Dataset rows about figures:
____________________
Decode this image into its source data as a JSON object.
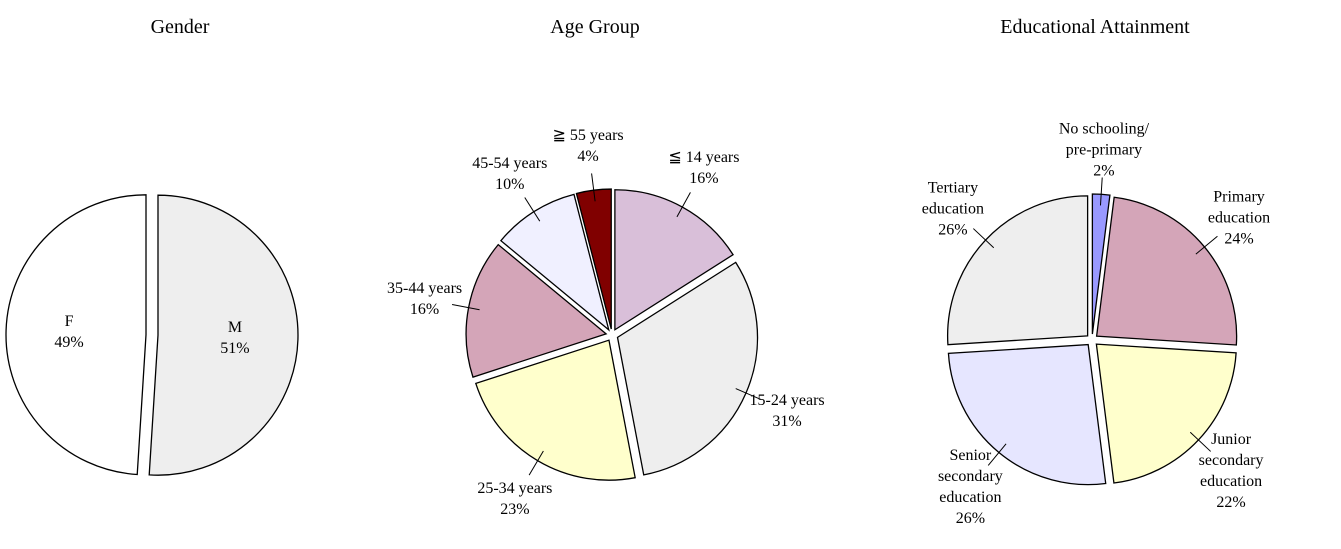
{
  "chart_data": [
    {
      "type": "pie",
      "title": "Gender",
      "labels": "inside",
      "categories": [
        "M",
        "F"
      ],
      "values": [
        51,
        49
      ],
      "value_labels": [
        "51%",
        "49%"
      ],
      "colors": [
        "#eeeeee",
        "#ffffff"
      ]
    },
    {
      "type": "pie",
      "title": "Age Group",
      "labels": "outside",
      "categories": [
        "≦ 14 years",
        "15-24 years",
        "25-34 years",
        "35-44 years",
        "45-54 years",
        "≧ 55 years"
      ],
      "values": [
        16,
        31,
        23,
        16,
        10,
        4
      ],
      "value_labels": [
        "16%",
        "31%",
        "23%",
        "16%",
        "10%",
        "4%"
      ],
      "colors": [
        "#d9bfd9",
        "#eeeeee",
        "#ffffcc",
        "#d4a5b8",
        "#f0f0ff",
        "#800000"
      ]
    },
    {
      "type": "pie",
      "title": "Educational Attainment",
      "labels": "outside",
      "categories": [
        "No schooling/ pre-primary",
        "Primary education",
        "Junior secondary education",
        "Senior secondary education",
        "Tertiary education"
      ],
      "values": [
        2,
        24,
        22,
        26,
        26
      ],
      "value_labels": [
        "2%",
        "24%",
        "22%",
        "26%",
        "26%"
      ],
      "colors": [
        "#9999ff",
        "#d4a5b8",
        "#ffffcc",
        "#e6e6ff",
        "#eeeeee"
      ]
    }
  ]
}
____________________
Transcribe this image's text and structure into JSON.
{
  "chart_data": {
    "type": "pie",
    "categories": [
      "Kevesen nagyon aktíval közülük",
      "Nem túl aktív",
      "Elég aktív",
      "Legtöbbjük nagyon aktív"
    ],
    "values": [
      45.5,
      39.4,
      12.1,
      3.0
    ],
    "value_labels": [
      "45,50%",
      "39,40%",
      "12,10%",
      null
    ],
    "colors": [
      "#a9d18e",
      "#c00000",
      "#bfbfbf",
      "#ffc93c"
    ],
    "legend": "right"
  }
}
____________________
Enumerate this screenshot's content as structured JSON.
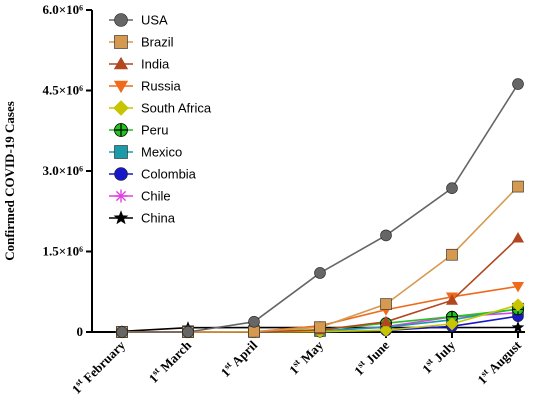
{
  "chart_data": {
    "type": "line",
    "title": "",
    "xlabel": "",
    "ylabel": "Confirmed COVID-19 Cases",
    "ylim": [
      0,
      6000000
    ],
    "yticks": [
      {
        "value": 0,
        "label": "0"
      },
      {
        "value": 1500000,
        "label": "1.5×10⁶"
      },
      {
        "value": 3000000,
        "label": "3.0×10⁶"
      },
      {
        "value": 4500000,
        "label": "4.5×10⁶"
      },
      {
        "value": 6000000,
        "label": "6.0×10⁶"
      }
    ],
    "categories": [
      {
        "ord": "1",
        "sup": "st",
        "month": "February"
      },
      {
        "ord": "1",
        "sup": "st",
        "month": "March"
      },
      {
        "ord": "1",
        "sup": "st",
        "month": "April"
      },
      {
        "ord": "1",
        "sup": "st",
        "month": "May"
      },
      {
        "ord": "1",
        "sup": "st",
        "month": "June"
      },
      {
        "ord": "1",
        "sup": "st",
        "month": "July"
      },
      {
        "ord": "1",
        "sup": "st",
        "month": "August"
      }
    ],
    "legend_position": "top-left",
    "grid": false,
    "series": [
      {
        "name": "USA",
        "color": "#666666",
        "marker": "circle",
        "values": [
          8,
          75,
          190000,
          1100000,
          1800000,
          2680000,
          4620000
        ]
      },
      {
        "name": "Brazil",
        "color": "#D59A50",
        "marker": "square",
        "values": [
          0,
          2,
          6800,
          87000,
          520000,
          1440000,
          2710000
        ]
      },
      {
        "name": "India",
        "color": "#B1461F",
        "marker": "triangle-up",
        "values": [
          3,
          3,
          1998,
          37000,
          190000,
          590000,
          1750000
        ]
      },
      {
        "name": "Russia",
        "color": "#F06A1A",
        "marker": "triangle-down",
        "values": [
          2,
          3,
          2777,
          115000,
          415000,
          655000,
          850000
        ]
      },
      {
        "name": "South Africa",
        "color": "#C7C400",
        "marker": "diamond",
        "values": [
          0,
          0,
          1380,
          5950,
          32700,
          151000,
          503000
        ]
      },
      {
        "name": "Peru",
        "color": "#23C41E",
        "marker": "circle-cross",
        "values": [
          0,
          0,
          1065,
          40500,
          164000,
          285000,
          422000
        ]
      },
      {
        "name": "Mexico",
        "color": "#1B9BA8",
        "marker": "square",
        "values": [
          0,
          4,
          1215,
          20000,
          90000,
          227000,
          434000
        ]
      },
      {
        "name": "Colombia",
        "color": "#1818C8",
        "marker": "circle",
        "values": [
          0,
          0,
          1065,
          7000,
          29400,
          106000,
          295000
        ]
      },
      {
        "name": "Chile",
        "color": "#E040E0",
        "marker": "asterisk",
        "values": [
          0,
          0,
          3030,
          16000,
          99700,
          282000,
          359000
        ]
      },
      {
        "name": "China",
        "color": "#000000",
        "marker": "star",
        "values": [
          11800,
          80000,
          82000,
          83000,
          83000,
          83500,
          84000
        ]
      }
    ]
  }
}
____________________
REQUIRED WORK
Pull out all lines from the listing that contain the string "title".

WORKED SOLUTION
      "title": "Gender",
      "title": "Age Group",
      "title": "Educational Attainment",
    "title": "",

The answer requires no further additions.